_WHAT YOU NEED TO DO_
Extract the complete listing and repeat it word for word.
-------- GIVEN RECORDS --------
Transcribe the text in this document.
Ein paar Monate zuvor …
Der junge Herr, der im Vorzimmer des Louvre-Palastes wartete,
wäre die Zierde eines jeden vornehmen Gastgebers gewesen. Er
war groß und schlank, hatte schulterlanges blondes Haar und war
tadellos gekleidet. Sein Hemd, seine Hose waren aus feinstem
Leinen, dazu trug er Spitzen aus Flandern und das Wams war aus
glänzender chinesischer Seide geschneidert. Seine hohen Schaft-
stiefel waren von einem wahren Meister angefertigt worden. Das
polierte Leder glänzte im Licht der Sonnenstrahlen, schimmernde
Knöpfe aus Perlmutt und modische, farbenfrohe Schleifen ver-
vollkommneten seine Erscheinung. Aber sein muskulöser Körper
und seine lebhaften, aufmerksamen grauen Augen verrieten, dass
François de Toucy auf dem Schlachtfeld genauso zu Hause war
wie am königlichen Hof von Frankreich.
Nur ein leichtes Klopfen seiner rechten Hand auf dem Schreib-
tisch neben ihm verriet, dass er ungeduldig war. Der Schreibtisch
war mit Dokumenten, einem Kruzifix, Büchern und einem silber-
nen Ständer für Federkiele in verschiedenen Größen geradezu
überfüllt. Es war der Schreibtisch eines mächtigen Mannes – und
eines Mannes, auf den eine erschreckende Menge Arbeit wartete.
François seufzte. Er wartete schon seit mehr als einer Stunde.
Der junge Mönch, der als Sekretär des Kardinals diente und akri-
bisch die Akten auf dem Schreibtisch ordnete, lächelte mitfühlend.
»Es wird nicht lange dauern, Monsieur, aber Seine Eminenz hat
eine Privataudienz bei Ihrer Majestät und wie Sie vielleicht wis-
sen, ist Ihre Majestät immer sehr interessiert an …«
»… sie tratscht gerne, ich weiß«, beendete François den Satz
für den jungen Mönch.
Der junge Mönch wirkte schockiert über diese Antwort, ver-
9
--------
_TASK OUTPUT_
Transcribe the text in this document.
Ein paar Monate zuvor …
Der junge Herr, der im Vorzimmer des Louvre-Palastes wartete,
wäre die Zierde eines jeden vornehmen Gastgebers gewesen. Er
war groß und schlank, hatte schulterlanges blondes Haar und war
tadellos gekleidet. Sein Hemd, seine Hose waren aus feinstem
Leinen, dazu trug er Spitzen aus Flandern und das Wams war aus
glänzender chinesischer Seide geschneidert. Seine hohen Schaft-
stiefel waren von einem wahren Meister angefertigt worden. Das
polierte Leder glänzte im Licht der Sonnenstrahlen, schimmernde
Knöpfe aus Perlmutt und modische, farbenfrohe Schleifen ver-
vollkommneten seine Erscheinung. Aber sein muskulöser Körper
und seine lebhaften, aufmerksamen grauen Augen verrieten, dass
François de Toucy auf dem Schlachtfeld genauso zu Hause war
wie am königlichen Hof von Frankreich.
Nur ein leichtes Klopfen seiner rechten Hand auf dem Schreib-
tisch neben ihm verriet, dass er ungeduldig war. Der Schreibtisch
war mit Dokumenten, einem Kruzifix, Büchern und einem silber-
nen Ständer für Federkiele in verschiedenen Größen geradezu
überfüllt. Es war der Schreibtisch eines mächtigen Mannes – und
eines Mannes, auf den eine erschreckende Menge Arbeit wartete.
François seufzte. Er wartete schon seit mehr als einer Stunde.
Der junge Mönch, der als Sekretär des Kardinals diente und akri-
bisch die Akten auf dem Schreibtisch ordnete, lächelte mitfühlend.
»Es wird nicht lange dauern, Monsieur, aber Seine Eminenz hat
eine Privataudienz bei Ihrer Majestät und wie Sie vielleicht wis-
sen, ist Ihre Majestät immer sehr interessiert an …«
»… sie tratscht gerne, ich weiß«, beendete François den Satz
für den jungen Mönch.
Der junge Mönch wirkte schockiert über diese Antwort, ver-
9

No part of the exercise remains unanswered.